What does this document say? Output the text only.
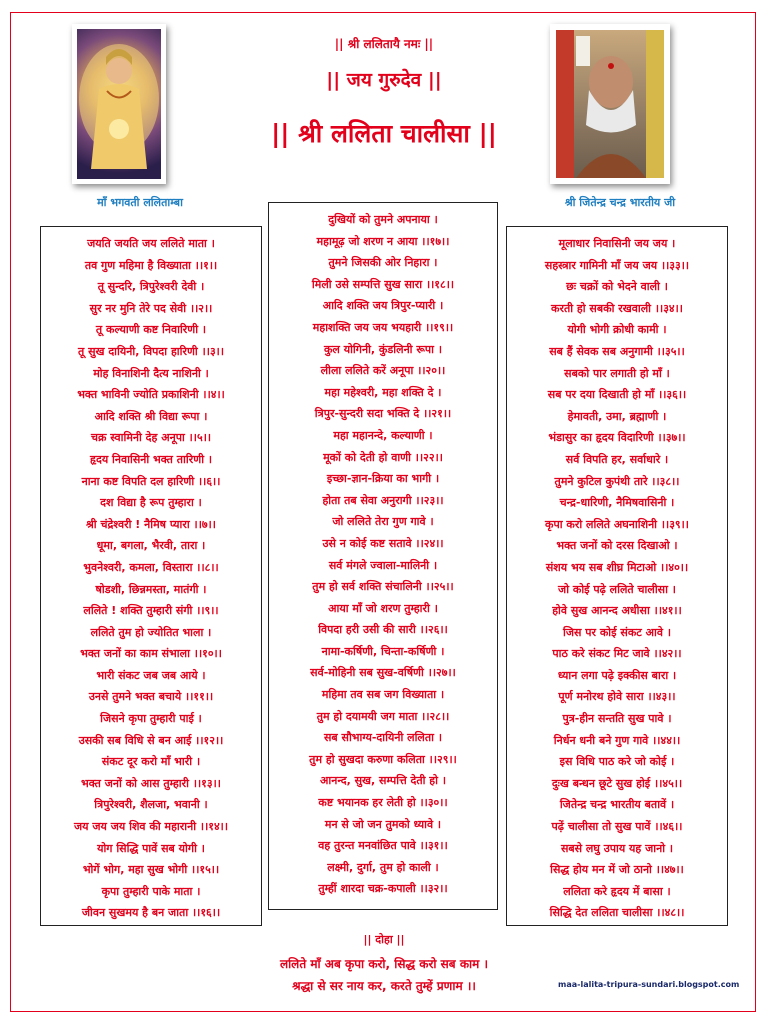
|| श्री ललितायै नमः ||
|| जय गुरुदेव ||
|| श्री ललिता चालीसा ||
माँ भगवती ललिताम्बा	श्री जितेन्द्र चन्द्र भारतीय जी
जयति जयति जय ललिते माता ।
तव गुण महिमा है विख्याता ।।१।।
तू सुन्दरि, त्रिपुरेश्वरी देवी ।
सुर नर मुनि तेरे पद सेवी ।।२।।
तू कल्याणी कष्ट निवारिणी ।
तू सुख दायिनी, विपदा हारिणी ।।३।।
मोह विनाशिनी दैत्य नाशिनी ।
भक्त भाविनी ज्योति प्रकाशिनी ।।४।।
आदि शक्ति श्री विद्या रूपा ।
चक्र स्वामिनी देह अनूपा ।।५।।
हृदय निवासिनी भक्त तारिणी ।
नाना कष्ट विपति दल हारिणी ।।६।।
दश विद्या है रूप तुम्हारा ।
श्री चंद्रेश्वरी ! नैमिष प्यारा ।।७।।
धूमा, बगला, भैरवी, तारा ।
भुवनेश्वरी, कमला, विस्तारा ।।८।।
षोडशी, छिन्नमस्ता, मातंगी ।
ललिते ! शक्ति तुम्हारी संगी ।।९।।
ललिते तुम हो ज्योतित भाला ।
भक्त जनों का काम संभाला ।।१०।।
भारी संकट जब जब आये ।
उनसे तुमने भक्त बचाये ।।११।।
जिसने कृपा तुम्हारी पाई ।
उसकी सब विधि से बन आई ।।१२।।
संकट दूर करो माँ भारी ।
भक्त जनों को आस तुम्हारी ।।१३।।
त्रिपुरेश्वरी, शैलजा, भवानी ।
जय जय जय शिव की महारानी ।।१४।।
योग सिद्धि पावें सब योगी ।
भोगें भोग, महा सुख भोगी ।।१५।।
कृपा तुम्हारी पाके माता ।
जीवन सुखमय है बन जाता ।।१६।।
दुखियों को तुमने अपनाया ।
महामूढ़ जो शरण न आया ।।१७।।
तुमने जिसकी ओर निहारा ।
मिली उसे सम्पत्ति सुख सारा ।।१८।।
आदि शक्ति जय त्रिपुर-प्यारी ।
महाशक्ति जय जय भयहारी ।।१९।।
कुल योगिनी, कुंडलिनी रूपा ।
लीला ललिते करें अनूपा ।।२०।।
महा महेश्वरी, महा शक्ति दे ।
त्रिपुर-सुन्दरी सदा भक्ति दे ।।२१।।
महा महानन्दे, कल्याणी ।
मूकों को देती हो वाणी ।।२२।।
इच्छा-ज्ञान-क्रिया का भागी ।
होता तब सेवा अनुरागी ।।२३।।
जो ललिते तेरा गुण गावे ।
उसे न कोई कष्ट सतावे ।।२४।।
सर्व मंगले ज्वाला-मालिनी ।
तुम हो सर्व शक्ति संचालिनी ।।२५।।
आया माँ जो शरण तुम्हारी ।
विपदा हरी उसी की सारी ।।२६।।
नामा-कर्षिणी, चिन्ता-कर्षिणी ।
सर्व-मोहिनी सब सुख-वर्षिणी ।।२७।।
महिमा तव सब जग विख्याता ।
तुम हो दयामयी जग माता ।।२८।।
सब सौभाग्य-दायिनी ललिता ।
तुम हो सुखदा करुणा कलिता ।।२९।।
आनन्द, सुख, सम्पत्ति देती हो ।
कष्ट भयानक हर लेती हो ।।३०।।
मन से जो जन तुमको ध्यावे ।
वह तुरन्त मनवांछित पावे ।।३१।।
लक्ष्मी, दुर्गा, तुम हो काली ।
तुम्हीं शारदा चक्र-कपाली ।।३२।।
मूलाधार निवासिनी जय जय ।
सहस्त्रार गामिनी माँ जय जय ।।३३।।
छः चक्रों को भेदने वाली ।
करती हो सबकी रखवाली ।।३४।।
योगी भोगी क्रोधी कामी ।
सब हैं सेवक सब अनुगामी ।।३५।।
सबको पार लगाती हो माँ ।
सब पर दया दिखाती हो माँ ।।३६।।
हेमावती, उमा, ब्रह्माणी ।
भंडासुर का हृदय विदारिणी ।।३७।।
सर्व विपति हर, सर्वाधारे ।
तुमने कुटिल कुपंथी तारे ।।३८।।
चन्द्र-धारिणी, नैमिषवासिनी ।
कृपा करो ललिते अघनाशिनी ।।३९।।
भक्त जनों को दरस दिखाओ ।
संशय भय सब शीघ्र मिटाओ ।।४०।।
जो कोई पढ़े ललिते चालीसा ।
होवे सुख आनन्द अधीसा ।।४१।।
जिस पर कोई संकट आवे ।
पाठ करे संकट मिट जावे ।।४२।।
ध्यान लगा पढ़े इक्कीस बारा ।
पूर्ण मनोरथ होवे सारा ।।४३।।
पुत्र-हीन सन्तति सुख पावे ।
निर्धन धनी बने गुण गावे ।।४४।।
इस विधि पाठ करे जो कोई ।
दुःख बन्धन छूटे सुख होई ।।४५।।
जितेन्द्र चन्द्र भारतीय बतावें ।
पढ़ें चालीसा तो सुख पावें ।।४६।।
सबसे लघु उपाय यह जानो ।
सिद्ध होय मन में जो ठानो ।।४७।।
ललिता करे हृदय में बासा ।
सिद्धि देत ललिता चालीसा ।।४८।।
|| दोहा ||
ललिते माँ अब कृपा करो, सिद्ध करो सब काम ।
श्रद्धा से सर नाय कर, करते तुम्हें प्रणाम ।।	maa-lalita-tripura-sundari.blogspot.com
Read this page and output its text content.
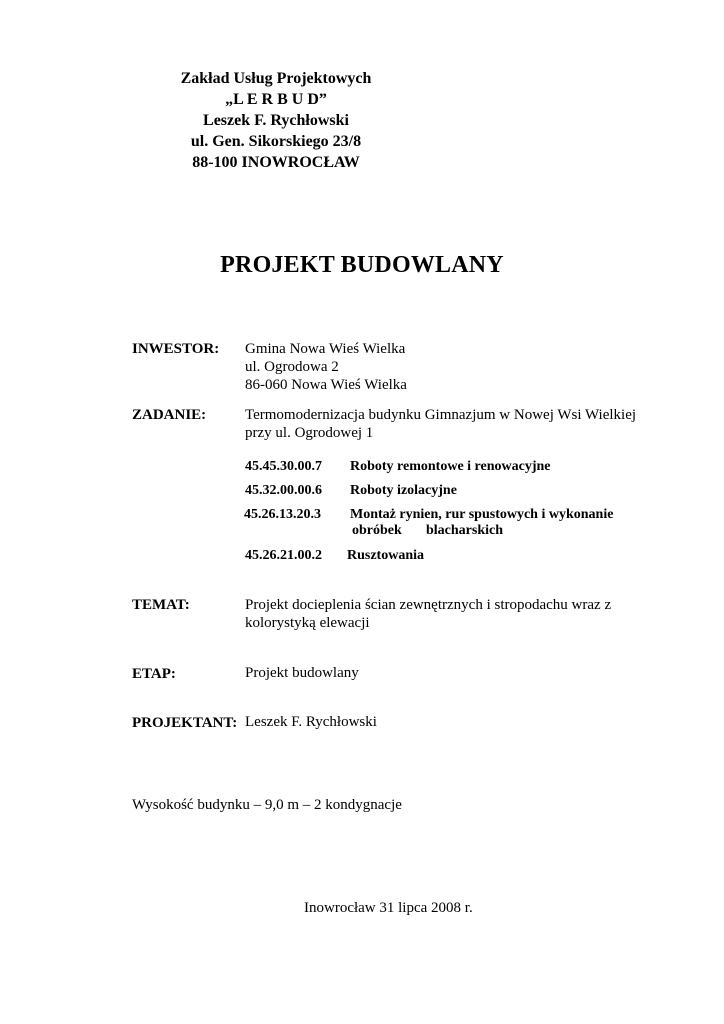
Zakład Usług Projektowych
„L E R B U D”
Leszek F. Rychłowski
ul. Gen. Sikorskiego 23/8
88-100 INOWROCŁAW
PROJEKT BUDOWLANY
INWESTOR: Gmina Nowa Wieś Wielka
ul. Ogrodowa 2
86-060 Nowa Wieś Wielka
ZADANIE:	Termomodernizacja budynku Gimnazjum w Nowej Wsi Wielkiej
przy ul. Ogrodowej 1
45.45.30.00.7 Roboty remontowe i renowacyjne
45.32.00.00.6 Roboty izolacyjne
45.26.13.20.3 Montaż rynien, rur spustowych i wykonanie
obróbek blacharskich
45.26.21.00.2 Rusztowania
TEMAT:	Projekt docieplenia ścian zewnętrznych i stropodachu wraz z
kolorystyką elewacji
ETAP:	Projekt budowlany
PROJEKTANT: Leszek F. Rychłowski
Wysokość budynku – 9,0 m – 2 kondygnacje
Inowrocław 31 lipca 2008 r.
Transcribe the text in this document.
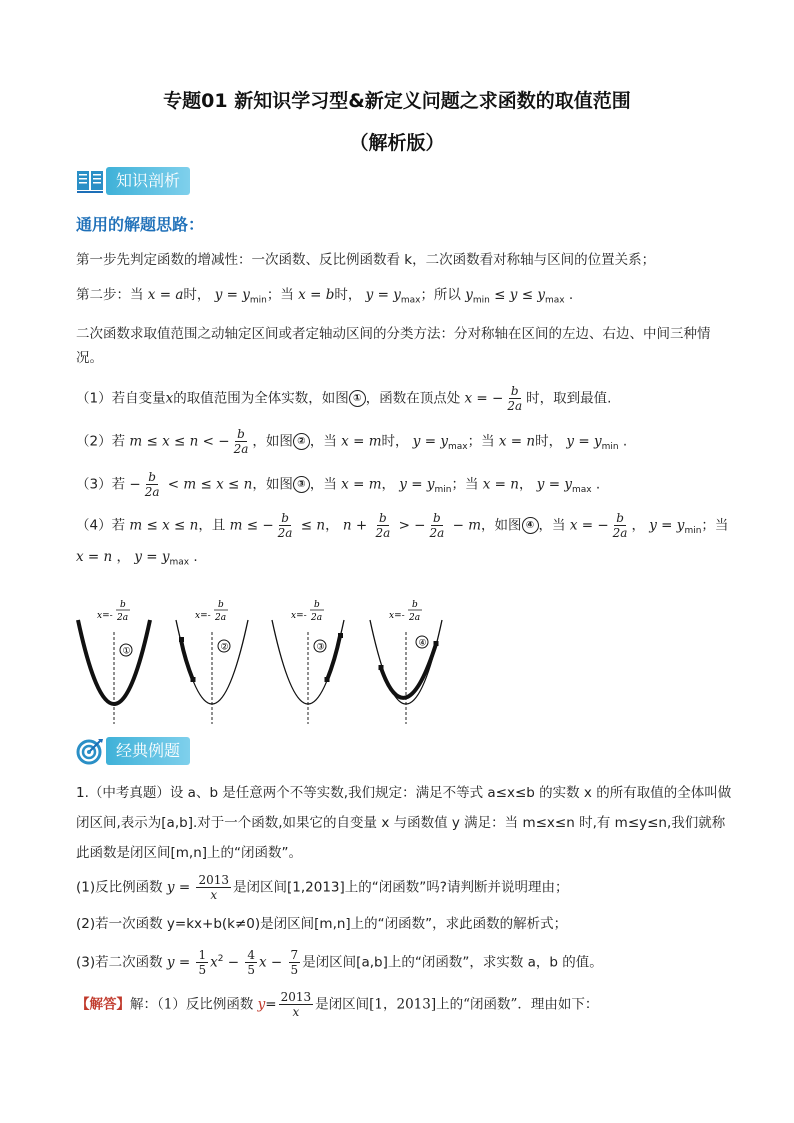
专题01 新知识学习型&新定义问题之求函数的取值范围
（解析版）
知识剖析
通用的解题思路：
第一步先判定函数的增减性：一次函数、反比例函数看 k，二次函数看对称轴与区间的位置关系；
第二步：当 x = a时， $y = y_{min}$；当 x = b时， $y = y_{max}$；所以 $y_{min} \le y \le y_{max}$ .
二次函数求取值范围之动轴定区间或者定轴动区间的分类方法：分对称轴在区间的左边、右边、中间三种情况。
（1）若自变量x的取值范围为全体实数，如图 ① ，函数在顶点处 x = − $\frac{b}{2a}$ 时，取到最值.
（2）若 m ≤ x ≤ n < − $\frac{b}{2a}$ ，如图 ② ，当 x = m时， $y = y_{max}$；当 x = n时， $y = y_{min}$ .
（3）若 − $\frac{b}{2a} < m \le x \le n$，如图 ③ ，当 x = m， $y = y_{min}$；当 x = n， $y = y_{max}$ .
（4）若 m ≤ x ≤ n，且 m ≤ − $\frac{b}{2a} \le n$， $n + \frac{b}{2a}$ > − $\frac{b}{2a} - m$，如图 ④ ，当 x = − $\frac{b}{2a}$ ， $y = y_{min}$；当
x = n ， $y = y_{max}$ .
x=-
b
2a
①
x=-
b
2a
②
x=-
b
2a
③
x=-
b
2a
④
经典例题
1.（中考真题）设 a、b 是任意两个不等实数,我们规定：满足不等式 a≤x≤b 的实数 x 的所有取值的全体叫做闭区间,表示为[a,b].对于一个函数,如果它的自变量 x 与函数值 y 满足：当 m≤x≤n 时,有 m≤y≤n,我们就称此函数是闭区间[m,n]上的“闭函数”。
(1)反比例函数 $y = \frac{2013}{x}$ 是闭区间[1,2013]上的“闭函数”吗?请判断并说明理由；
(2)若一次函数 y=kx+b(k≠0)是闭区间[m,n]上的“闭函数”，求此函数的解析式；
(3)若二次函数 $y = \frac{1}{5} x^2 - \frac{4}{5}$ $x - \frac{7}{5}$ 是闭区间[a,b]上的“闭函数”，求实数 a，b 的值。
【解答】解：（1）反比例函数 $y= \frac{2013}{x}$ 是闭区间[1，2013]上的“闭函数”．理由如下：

+-------+

Where a line in the entries holds the word "Roboty", copy that line.

45.45.30.00.7 Roboty remontowe i renowacyjne
45.32.00.00.6 Roboty izolacyjne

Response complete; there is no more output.